• RECORD LIST:

## Begin

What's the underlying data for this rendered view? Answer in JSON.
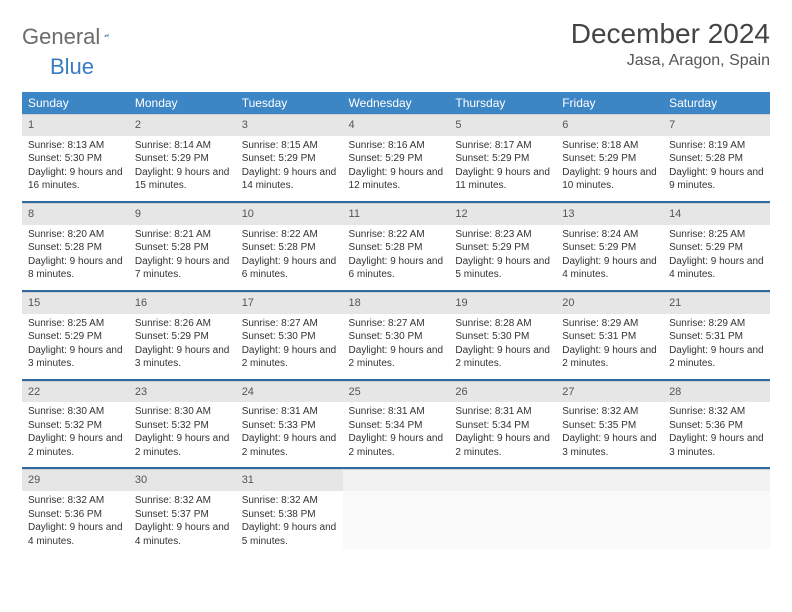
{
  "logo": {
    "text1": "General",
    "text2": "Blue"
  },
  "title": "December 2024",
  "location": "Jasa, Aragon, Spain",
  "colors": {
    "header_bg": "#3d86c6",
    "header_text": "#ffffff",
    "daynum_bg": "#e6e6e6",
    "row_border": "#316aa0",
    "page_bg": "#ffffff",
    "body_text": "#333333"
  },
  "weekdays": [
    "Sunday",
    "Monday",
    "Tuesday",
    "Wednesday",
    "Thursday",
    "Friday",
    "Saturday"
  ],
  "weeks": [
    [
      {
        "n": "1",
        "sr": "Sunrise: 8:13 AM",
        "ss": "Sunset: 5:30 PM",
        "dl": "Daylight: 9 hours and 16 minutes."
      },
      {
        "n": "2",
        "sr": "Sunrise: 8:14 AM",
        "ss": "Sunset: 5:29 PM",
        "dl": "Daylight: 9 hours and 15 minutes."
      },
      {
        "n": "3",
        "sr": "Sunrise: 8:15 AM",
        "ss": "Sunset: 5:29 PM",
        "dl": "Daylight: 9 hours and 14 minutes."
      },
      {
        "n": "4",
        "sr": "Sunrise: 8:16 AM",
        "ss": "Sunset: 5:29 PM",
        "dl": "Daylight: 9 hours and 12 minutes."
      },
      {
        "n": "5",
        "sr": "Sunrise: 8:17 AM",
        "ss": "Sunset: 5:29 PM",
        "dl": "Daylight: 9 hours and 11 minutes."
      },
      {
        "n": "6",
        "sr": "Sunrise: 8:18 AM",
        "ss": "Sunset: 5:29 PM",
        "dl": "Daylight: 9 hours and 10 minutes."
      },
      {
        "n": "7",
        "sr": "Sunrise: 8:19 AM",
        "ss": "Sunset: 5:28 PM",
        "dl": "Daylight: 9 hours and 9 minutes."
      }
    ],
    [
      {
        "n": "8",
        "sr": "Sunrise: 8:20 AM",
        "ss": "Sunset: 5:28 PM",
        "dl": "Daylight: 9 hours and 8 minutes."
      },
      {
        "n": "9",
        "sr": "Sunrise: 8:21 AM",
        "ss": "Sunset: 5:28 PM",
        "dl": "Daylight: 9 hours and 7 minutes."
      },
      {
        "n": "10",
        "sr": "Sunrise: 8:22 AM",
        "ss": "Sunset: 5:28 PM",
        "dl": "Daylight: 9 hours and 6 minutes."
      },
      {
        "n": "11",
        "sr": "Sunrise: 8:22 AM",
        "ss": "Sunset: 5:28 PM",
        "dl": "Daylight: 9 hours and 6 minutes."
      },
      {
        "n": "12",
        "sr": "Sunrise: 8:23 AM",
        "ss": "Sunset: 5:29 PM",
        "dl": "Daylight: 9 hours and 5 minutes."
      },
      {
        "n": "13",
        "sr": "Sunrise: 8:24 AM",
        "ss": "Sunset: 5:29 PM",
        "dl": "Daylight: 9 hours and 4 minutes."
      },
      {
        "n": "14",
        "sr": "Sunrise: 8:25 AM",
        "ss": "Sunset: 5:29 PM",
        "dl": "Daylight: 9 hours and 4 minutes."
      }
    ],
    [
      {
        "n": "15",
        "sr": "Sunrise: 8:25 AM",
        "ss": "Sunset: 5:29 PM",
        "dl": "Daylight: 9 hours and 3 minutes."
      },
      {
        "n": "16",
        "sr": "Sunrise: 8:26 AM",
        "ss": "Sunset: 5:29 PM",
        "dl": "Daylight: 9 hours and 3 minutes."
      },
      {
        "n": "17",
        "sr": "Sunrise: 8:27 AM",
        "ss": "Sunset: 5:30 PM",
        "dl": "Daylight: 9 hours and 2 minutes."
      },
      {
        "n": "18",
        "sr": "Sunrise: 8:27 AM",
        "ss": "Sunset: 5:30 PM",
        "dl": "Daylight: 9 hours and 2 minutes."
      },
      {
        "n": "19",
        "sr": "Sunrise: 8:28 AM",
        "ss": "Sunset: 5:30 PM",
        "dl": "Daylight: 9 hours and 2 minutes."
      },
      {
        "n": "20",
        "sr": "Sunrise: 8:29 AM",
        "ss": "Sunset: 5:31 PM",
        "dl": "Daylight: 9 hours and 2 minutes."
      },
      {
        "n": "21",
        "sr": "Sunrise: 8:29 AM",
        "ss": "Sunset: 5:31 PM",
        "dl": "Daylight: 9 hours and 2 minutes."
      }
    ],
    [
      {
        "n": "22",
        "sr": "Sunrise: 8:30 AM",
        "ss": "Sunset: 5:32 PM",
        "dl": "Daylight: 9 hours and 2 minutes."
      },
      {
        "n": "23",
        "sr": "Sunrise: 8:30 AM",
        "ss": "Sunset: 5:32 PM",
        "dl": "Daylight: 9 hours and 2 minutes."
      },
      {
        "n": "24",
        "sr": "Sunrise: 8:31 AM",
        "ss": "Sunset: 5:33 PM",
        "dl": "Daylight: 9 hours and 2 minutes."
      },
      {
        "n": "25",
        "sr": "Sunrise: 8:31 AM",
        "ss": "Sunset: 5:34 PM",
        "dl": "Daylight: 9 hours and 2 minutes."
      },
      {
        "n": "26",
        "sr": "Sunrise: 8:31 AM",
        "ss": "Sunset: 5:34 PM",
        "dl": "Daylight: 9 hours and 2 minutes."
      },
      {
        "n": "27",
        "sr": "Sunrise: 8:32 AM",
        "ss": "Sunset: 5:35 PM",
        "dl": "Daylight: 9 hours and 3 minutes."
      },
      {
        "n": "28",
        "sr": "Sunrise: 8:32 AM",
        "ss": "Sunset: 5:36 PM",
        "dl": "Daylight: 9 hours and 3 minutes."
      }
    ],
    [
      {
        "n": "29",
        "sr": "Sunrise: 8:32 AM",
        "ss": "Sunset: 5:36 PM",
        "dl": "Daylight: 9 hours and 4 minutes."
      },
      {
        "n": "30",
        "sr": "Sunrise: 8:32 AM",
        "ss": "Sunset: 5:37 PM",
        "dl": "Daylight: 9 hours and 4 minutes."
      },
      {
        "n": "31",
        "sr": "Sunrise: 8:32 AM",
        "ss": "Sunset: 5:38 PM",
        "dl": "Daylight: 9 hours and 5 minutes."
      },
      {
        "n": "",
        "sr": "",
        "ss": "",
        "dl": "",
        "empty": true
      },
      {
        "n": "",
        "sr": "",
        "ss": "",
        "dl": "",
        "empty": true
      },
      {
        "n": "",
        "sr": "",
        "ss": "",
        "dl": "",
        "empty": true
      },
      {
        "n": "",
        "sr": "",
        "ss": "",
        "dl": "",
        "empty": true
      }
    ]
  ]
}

## End
## Begin

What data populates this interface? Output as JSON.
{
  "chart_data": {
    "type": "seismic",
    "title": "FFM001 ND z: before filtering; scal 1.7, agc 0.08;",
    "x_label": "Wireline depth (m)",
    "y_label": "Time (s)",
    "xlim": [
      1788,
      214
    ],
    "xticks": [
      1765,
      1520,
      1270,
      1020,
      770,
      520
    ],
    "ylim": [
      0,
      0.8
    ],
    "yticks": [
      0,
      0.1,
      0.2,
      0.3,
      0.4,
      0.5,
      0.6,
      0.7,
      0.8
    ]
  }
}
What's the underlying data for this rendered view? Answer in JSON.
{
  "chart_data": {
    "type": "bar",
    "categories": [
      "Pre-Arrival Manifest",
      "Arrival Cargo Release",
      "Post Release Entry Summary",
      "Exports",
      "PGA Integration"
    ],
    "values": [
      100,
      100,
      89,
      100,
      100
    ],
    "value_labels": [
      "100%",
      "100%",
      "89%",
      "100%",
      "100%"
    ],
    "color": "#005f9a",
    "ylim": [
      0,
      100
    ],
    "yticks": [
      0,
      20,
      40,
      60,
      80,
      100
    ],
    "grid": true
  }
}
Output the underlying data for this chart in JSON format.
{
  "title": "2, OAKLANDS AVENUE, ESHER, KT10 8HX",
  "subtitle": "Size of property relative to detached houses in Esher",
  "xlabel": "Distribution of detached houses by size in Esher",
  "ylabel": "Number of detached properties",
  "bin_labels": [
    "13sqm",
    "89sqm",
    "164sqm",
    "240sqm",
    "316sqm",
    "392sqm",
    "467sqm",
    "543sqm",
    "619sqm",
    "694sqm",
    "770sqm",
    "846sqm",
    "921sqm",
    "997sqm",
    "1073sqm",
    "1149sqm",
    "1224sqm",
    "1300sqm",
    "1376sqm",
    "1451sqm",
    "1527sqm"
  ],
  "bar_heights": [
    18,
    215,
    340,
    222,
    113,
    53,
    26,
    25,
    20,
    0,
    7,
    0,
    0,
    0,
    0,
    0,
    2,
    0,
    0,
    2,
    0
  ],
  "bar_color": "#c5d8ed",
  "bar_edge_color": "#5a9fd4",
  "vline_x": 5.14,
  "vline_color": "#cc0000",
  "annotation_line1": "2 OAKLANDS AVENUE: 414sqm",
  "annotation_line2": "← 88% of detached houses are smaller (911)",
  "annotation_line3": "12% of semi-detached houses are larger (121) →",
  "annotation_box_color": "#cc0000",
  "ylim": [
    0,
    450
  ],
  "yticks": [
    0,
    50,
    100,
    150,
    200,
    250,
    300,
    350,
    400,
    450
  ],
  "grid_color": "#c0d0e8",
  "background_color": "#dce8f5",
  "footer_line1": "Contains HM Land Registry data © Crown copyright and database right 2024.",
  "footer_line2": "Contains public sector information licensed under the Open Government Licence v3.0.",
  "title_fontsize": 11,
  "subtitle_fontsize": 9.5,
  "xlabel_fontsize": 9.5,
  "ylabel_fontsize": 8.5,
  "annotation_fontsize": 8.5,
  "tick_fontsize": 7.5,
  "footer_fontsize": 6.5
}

## End

Count how many lines of the data include the word "Release". Your reply should be that number alone.

2